Texto dado -
El pasado 16 de mayo el economista Stuart Medina Miltimore dio una charla sobre las pensiones públicas en la Casa de Cultura de Ciutadella.
El ponente comenzó explicando el informe de la Airef sobre pensiones, explicó que las reglas de “sostenibilidad” eran bizantinas y muy difíciles de entender por la ciudadanía de forma deliberada, además, el mencionado informe tiene un sesgo alarmista para que la población se desanime y se resigne a que el sistema de pensiones público se va a deteriorar inexorablemente.
Stuart fue contundente con respecto al sistema de Seguridad Social Español, es regresivo, clasista y desincentivador. Bien mirado, es un sistema arcaico basado en la escasez artificial. Sostuvo que es regresivo, ya que existe un tope en la base de cotización, es clasista porque las cotizaciones sólo se aplican a las rentas del trabajo y no a las rentas del capital, es desincentivador ya que encarece los costes salariales y dificulta la creación de puestos de trabajo. El economista dejó claro que las cotizaciones en la Seguridad Social no eran un salario diferido, sino un impuesto.
El economista siguió su exposición, explicando cómo funciona realmente nuestro sistema monetario y fiscal, los balances sectoriales y la verdadera función de los impuestos.
Nos dio una definición de economía heterodoxa como el estudio de la creación social y distribución social de los recursos de la sociedad, en contraposición a la definición ortodoxa de asignación de recursos escasos entre deseos ilimitados.
Expuso que el estado es el emisor de la moneda y por tanto no puede quedar sin ella. Los hogares y empresas son usuarios de la moneda y sí tienen una restricción financiera a diferencia del estado.
El sr. Medina dejó claro que el verdadero problema de la sostenibilidad de las pensiones es la disponibilidad de recursos reales. Dio cifras escalofriantes del derroche de recursos en España, como por ejemplo:
- Hay casi 3 millones de parados.
- La tasa de paro juvenil es de un 28,36%, la más alta de la UE.
- Hay 3,4 millones de viviendas vacías.
- Miles de médicos y personal sanitario se van de España.
Esto es un problema real para los pensionistas afirmaba el economista, y no que se vacíe la “hucha” de las pensiones o que el gasto en pensiones supere un porcentaje arbitrario del PIB considerado insostenible por los “expertos” de la Airef.
Seguidamente planteó las siguientes reformas en el sistema de pensiones públicas:
- Integrar la Tesorería General de la SS en la Tesorería general del Estado y pagar las pensiones desde los presupuestos generales del Estado: la separación de Tesorerías es una excusa para crear una ficción de escasez.

Datos para analizar -

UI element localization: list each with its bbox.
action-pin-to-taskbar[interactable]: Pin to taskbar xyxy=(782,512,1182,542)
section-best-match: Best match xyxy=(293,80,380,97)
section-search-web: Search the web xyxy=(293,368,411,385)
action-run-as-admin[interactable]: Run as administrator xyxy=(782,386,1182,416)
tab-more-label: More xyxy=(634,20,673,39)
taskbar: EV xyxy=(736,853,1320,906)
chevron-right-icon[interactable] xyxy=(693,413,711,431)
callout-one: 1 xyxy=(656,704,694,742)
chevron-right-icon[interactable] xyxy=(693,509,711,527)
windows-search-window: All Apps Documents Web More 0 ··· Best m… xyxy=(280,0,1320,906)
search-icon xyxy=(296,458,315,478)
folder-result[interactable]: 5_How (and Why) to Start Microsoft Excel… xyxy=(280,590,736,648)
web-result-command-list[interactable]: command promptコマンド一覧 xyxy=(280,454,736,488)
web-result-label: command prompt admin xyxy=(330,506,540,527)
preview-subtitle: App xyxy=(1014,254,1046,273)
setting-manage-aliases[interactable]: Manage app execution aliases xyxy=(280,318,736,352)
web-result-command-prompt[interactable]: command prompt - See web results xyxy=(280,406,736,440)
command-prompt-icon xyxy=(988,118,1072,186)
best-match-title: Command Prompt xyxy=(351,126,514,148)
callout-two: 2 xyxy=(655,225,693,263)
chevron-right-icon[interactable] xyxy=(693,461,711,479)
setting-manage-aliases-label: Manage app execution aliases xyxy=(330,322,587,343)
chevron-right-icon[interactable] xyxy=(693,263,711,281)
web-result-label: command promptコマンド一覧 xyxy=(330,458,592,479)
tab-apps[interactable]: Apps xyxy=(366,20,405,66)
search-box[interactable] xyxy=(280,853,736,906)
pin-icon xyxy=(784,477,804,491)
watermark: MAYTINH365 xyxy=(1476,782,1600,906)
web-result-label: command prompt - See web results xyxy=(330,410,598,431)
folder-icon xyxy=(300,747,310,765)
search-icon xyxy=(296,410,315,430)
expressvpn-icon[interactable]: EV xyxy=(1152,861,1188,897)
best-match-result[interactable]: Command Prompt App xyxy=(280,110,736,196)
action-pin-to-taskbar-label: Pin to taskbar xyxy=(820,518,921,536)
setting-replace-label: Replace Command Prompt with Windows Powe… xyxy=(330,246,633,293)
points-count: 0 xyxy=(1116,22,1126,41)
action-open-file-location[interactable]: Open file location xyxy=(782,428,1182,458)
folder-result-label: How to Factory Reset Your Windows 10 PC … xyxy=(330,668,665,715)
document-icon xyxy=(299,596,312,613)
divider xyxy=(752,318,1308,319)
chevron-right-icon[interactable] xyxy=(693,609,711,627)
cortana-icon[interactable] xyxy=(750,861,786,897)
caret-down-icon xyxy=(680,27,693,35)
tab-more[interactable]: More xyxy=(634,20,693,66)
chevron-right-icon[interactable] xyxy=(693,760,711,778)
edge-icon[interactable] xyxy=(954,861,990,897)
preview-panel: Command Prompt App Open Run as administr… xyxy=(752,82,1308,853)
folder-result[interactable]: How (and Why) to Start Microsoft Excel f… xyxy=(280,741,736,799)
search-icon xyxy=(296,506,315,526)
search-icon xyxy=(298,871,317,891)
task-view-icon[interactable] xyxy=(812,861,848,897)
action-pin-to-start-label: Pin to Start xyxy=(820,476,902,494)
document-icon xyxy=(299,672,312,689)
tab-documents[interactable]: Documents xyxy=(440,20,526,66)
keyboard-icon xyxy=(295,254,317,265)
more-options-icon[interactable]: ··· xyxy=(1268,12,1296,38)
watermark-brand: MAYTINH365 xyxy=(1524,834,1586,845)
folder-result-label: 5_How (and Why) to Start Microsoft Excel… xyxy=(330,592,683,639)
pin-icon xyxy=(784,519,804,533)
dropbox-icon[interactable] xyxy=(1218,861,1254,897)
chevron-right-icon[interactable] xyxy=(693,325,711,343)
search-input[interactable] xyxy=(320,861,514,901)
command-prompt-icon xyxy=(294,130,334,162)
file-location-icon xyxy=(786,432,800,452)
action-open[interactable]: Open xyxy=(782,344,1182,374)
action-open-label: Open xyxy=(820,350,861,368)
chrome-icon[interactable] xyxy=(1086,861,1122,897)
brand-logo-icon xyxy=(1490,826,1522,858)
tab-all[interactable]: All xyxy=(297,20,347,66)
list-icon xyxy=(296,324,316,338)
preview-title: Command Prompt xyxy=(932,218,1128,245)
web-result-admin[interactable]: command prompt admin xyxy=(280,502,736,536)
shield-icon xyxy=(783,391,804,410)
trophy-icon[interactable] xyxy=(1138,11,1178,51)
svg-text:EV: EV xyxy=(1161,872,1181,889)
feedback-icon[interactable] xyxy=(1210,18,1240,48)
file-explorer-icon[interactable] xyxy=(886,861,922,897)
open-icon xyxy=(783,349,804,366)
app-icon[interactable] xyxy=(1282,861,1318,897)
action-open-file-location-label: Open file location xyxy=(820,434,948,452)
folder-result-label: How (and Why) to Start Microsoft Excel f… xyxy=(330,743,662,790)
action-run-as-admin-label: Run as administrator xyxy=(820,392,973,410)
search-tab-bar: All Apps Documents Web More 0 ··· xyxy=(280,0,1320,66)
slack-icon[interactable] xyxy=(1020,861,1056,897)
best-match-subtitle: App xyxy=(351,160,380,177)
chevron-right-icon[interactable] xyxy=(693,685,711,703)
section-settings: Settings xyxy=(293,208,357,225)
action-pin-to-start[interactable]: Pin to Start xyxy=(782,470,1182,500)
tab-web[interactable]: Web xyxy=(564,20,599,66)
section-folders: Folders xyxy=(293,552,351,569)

Ejercicio - En la crónica de la charla sobre pensiones, ¿por qué el economista califica de clasista el sistema de Seguridad Social español?

Respuesta - Porque las cotizaciones sólo se aplican a las rentas del trabajo y no a las rentas del capital.